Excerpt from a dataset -
** Begin **
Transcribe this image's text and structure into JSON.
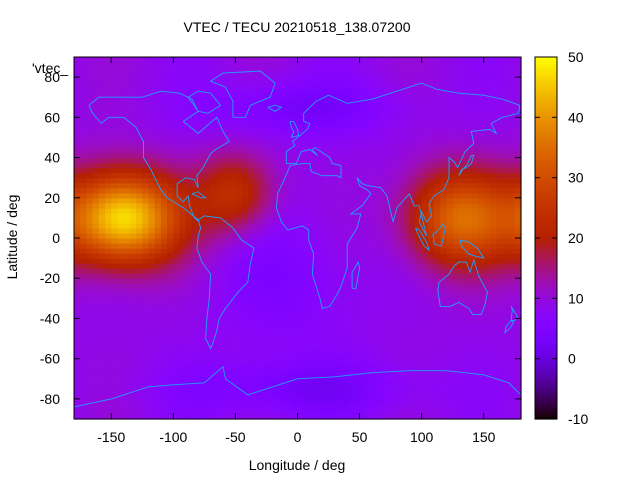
{
  "chart_data": {
    "type": "heatmap",
    "title": "VTEC / TECU 20210518_138.07200",
    "xlabel": "Longitude / deg",
    "ylabel": "Latitude / deg",
    "key_label": "'vtec_",
    "xlim": [
      -180,
      180
    ],
    "ylim": [
      -90,
      90
    ],
    "xticks": [
      -150,
      -100,
      -50,
      0,
      50,
      100,
      150
    ],
    "yticks": [
      -80,
      -60,
      -40,
      -20,
      0,
      20,
      40,
      60,
      80
    ],
    "colorbar": {
      "range": [
        -10,
        50
      ],
      "ticks": [
        -10,
        0,
        10,
        20,
        30,
        40,
        50
      ],
      "palette": "gnuplot-pm3d-rgbformulae-7-5-15"
    },
    "background_level": 9,
    "features": [
      {
        "name": "equatorial-anomaly-pacific",
        "lon": -140,
        "lat": 10,
        "peak": 48
      },
      {
        "name": "equatorial-anomaly-west-pacific",
        "lon": 130,
        "lat": 10,
        "peak": 34
      },
      {
        "name": "enhancement-atlantic",
        "lon": -50,
        "lat": 22,
        "peak": 24
      },
      {
        "name": "depletion-north-europe",
        "lon": 0,
        "lat": 65,
        "peak": 3
      },
      {
        "name": "depletion-antarctica",
        "lon": 0,
        "lat": -75,
        "peak": 3
      },
      {
        "name": "depletion-south-atlantic",
        "lon": -10,
        "lat": -20,
        "peak": 5
      }
    ],
    "map_overlay": "world coastlines",
    "colors": {
      "coastline": "#1fa0ff",
      "frame": "#000000"
    }
  }
}
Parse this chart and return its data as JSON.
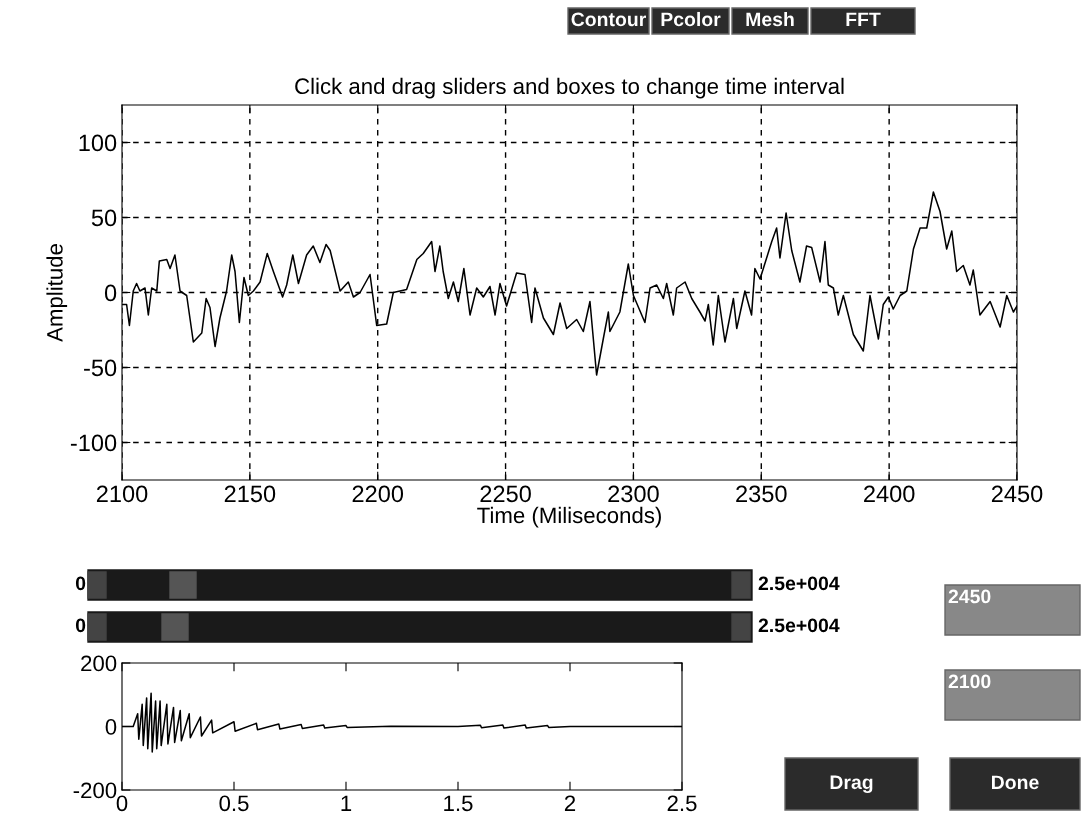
{
  "chart_data": [
    {
      "type": "line",
      "title": "Click and drag sliders and boxes to change time interval",
      "xlabel": "Time (Miliseconds)",
      "ylabel": "Amplitude",
      "color": "#000000",
      "x": [
        2100,
        2101.8,
        2102.9,
        2104.4,
        2105.7,
        2107.0,
        2109.0,
        2110.3,
        2111.6,
        2113.6,
        2114.6,
        2117.5,
        2118.8,
        2120.7,
        2122.7,
        2125.3,
        2127.9,
        2131.2,
        2132.9,
        2134.4,
        2136.4,
        2138.3,
        2140.9,
        2142.9,
        2144.2,
        2145.9,
        2147.7,
        2149.4,
        2151.4,
        2154.0,
        2156.8,
        2159.2,
        2162.8,
        2164.4,
        2166.8,
        2169.0,
        2172.2,
        2174.8,
        2177.4,
        2179.8,
        2181.4,
        2185.3,
        2188.5,
        2190.5,
        2193.1,
        2197.0,
        2199.6,
        2203.5,
        2206.1,
        2211.3,
        2215.3,
        2217.8,
        2221.1,
        2222.4,
        2224.3,
        2225.6,
        2227.6,
        2229.6,
        2231.5,
        2233.7,
        2236.1,
        2238.7,
        2241.3,
        2243.9,
        2245.9,
        2247.8,
        2250.4,
        2254.3,
        2257.6,
        2260.2,
        2261.5,
        2264.8,
        2268.7,
        2271.3,
        2273.9,
        2277.8,
        2280.4,
        2283.0,
        2285.6,
        2288.2,
        2290.2,
        2290.8,
        2294.7,
        2298.0,
        2300.0,
        2304.5,
        2306.5,
        2309.1,
        2311.7,
        2313.0,
        2315.6,
        2316.9,
        2320.2,
        2322.8,
        2326.0,
        2328.0,
        2329.3,
        2331.2,
        2333.2,
        2335.8,
        2339.1,
        2340.4,
        2343.6,
        2346.2,
        2347.5,
        2349.5,
        2350.8,
        2354.1,
        2356.0,
        2357.3,
        2359.7,
        2361.9,
        2365.1,
        2367.7,
        2369.7,
        2373.0,
        2374.9,
        2376.2,
        2378.2,
        2380.1,
        2382.1,
        2386.0,
        2389.9,
        2392.5,
        2395.8,
        2397.7,
        2399.7,
        2401.6,
        2404.3,
        2406.9,
        2409.5,
        2412.1,
        2414.7,
        2417.3,
        2419.9,
        2422.5,
        2424.5,
        2426.4,
        2429.0,
        2431.6,
        2432.9,
        2435.5,
        2439.5,
        2443.4,
        2446.0,
        2448.6,
        2450
      ],
      "values": [
        -8,
        -8,
        -22,
        1,
        6,
        1,
        3,
        -15,
        3,
        1,
        21,
        22,
        16,
        25,
        1,
        -2,
        -33,
        -27,
        -4,
        -10,
        -36,
        -17,
        1,
        25,
        14,
        -20,
        10,
        -2,
        1,
        7,
        26,
        14,
        -3,
        5,
        25,
        6,
        25,
        31,
        20,
        32,
        28,
        1,
        7,
        -3,
        0,
        12,
        -22,
        -21,
        0,
        2,
        22,
        26,
        34,
        14,
        31,
        14,
        -4,
        7,
        -6,
        16,
        -15,
        3,
        -3,
        4,
        -15,
        6,
        -9,
        13,
        12,
        -20,
        3,
        -17,
        -28,
        -7,
        -24,
        -18,
        -26,
        -6,
        -55,
        -31,
        -13,
        -26,
        -13,
        19,
        -2,
        -20,
        3,
        5,
        -4,
        6,
        -15,
        3,
        7,
        -4,
        -13,
        -19,
        -8,
        -35,
        -2,
        -33,
        -4,
        -24,
        1,
        -15,
        16,
        9,
        16,
        34,
        43,
        23,
        53,
        28,
        7,
        31,
        30,
        7,
        34,
        5,
        3,
        -15,
        -2,
        -28,
        -39,
        -2,
        -31,
        -8,
        -3,
        -11,
        -2,
        1,
        29,
        43,
        43,
        67,
        54,
        29,
        41,
        14,
        18,
        5,
        15,
        -15,
        -6,
        -23,
        -2,
        -13,
        -9
      ],
      "xlim": [
        2100,
        2450
      ],
      "ylim": [
        -125,
        125
      ],
      "xticks": [
        2100,
        2150,
        2200,
        2250,
        2300,
        2350,
        2400,
        2450
      ],
      "yticks": [
        -100,
        -50,
        0,
        50,
        100
      ],
      "grid": true,
      "line_style": "solid",
      "marker": "none"
    },
    {
      "type": "line",
      "color": "#000000",
      "x": [
        0,
        0.05,
        0.07,
        0.075,
        0.09,
        0.095,
        0.11,
        0.115,
        0.13,
        0.135,
        0.15,
        0.155,
        0.17,
        0.175,
        0.2,
        0.205,
        0.23,
        0.235,
        0.26,
        0.265,
        0.3,
        0.305,
        0.35,
        0.355,
        0.4,
        0.405,
        0.5,
        0.505,
        0.6,
        0.605,
        0.7,
        0.705,
        0.8,
        0.805,
        0.9,
        0.905,
        1.0,
        1.005,
        1.2,
        1.5,
        1.6,
        1.605,
        1.7,
        1.705,
        1.8,
        1.805,
        1.9,
        1.905,
        2.0,
        2.5
      ],
      "values": [
        0,
        0,
        40,
        -40,
        70,
        -60,
        90,
        -70,
        105,
        -80,
        80,
        -70,
        80,
        -60,
        70,
        -55,
        60,
        -50,
        50,
        -45,
        40,
        -35,
        30,
        -30,
        20,
        -20,
        15,
        -15,
        10,
        -10,
        8,
        -8,
        6,
        -6,
        5,
        -5,
        3,
        -3,
        1,
        0,
        4,
        -4,
        5,
        -5,
        5,
        -5,
        3,
        -3,
        0,
        0
      ],
      "xlim": [
        0,
        2.5
      ],
      "ylim": [
        -200,
        200
      ],
      "xticks": [
        0,
        0.5,
        1,
        1.5,
        2,
        2.5
      ],
      "yticks": [
        -200,
        0,
        200
      ],
      "grid": false,
      "line_style": "solid",
      "marker": "none"
    },
    {
      "type": "other",
      "annotations": [
        "Contour",
        "Pcolor",
        "Mesh",
        "FFT",
        "0",
        "2.5e+004",
        "0",
        "2.5e+004",
        "2450",
        "2100",
        "Drag",
        "Done"
      ]
    }
  ]
}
** End **
DO THIS - Identify the lines in the entries that hold "atlantic" and return each one.

FINAL RESULT -
        "name": "enhancement-atlantic",
        "name": "depletion-south-atlantic",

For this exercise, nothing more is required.